■ Given problem
Exactly repeat the material, dropping only the pictures.

■ Records supplied
-.-.-

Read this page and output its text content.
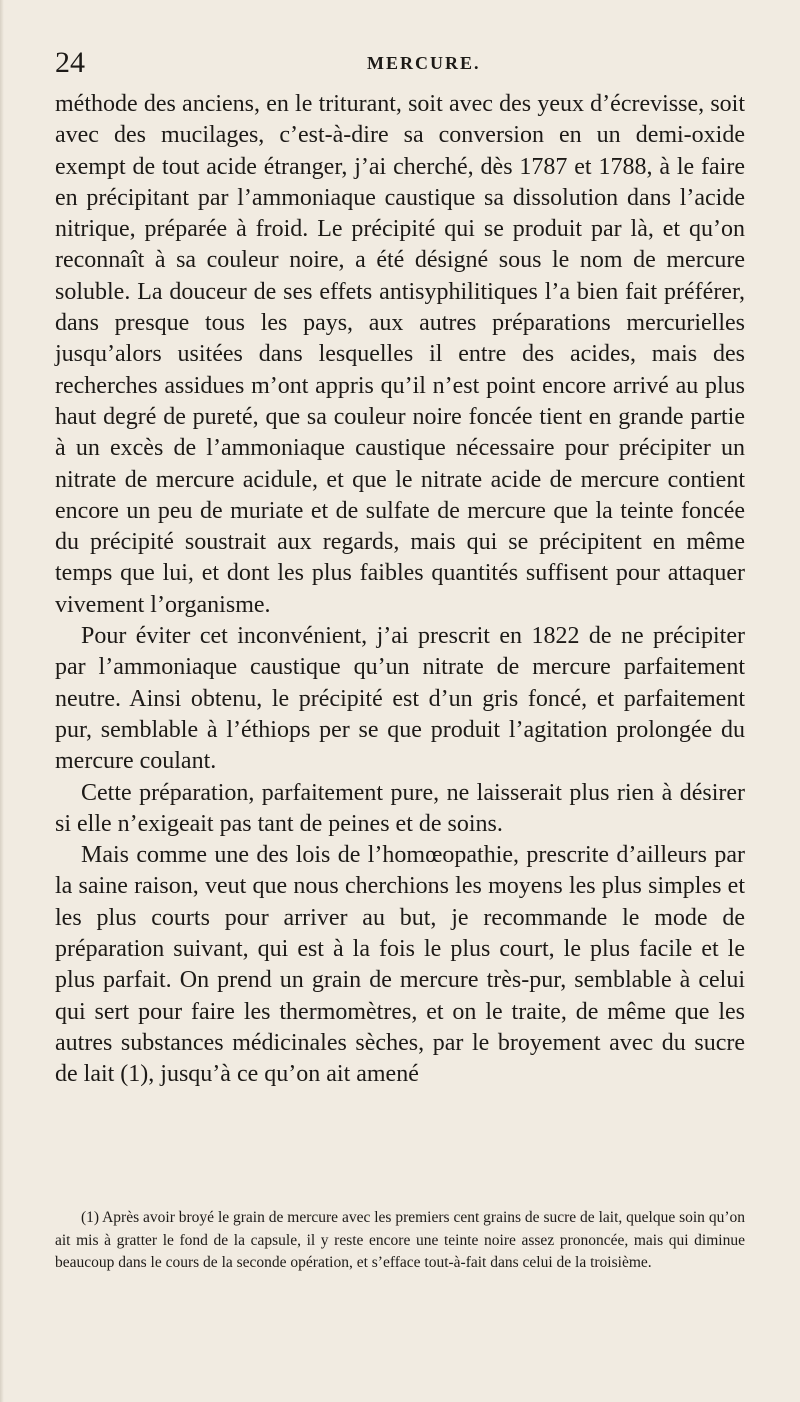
24	MERCURE.

méthode des anciens, en le triturant, soit avec des yeux d’écrevisse, soit avec des mucilages, c’est-à-dire sa conversion en un demi-oxide exempt de tout acide étranger, j’ai cherché, dès 1787 et 1788, à le faire en précipitant par l’ammoniaque caustique sa dissolution dans l’acide nitrique, préparée à froid. Le précipité qui se produit par là, et qu’on reconnaît à sa couleur noire, a été désigné sous le nom de mercure soluble. La douceur de ses effets antisyphilitiques l’a bien fait préférer, dans presque tous les pays, aux autres préparations mercurielles jusqu’alors usitées dans lesquelles il entre des acides, mais des recherches assidues m’ont appris qu’il n’est point encore arrivé au plus haut degré de pureté, que sa couleur noire foncée tient en grande partie à un excès de l’ammoniaque caustique nécessaire pour précipiter un nitrate de mercure acidule, et que le nitrate acide de mercure contient encore un peu de muriate et de sulfate de mercure que la teinte foncée du précipité soustrait aux regards, mais qui se précipitent en même temps que lui, et dont les plus faibles quantités suffisent pour attaquer vivement l’organisme.

Pour éviter cet inconvénient, j’ai prescrit en 1822 de ne précipiter par l’ammoniaque caustique qu’un nitrate de mercure parfaitement neutre. Ainsi obtenu, le précipité est d’un gris foncé, et parfaitement pur, semblable à l’éthiops per se que produit l’agitation prolongée du mercure coulant.

Cette préparation, parfaitement pure, ne laisserait plus rien à désirer si elle n’exigeait pas tant de peines et de soins.

Mais comme une des lois de l’homœopathie, prescrite d’ailleurs par la saine raison, veut que nous cherchions les moyens les plus simples et les plus courts pour arriver au but, je recommande le mode de préparation suivant, qui est à la fois le plus court, le plus facile et le plus parfait. On prend un grain de mercure très-pur, semblable à celui qui sert pour faire les thermomètres, et on le traite, de même que les autres substances médicinales sèches, par le broyement avec du sucre de lait (1), jusqu’à ce qu’on ait amené

(1) Après avoir broyé le grain de mercure avec les premiers cent grains de sucre de lait, quelque soin qu’on ait mis à gratter le fond de la capsule, il y reste encore une teinte noire assez prononcée, mais qui diminue beaucoup dans le cours de la seconde opération, et s’efface tout-à-fait dans celui de la troisième.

-.-.-

■ Exercise solution
Read this page and output its text content.
24	MERCURE.

méthode des anciens, en le triturant, soit avec des yeux d’écrevisse, soit avec des mucilages, c’est-à-dire sa conversion en un demi-oxide exempt de tout acide étranger, j’ai cherché, dès 1787 et 1788, à le faire en précipitant par l’ammoniaque caustique sa dissolution dans l’acide nitrique, préparée à froid. Le précipité qui se produit par là, et qu’on reconnaît à sa couleur noire, a été désigné sous le nom de mercure soluble. La douceur de ses effets antisyphilitiques l’a bien fait préférer, dans presque tous les pays, aux autres préparations mercurielles jusqu’alors usitées dans lesquelles il entre des acides, mais des recherches assidues m’ont appris qu’il n’est point encore arrivé au plus haut degré de pureté, que sa couleur noire foncée tient en grande partie à un excès de l’ammoniaque caustique nécessaire pour précipiter un nitrate de mercure acidule, et que le nitrate acide de mercure contient encore un peu de muriate et de sulfate de mercure que la teinte foncée du précipité soustrait aux regards, mais qui se précipitent en même temps que lui, et dont les plus faibles quantités suffisent pour attaquer vivement l’organisme.

Pour éviter cet inconvénient, j’ai prescrit en 1822 de ne précipiter par l’ammoniaque caustique qu’un nitrate de mercure parfaitement neutre. Ainsi obtenu, le précipité est d’un gris foncé, et parfaitement pur, semblable à l’éthiops per se que produit l’agitation prolongée du mercure coulant.

Cette préparation, parfaitement pure, ne laisserait plus rien à désirer si elle n’exigeait pas tant de peines et de soins.

Mais comme une des lois de l’homœopathie, prescrite d’ailleurs par la saine raison, veut que nous cherchions les moyens les plus simples et les plus courts pour arriver au but, je recommande le mode de préparation suivant, qui est à la fois le plus court, le plus facile et le plus parfait. On prend un grain de mercure très-pur, semblable à celui qui sert pour faire les thermomètres, et on le traite, de même que les autres substances médicinales sèches, par le broyement avec du sucre de lait (1), jusqu’à ce qu’on ait amené

(1) Après avoir broyé le grain de mercure avec les premiers cent grains de sucre de lait, quelque soin qu’on ait mis à gratter le fond de la capsule, il y reste encore une teinte noire assez prononcée, mais qui diminue beaucoup dans le cours de la seconde opération, et s’efface tout-à-fait dans celui de la troisième.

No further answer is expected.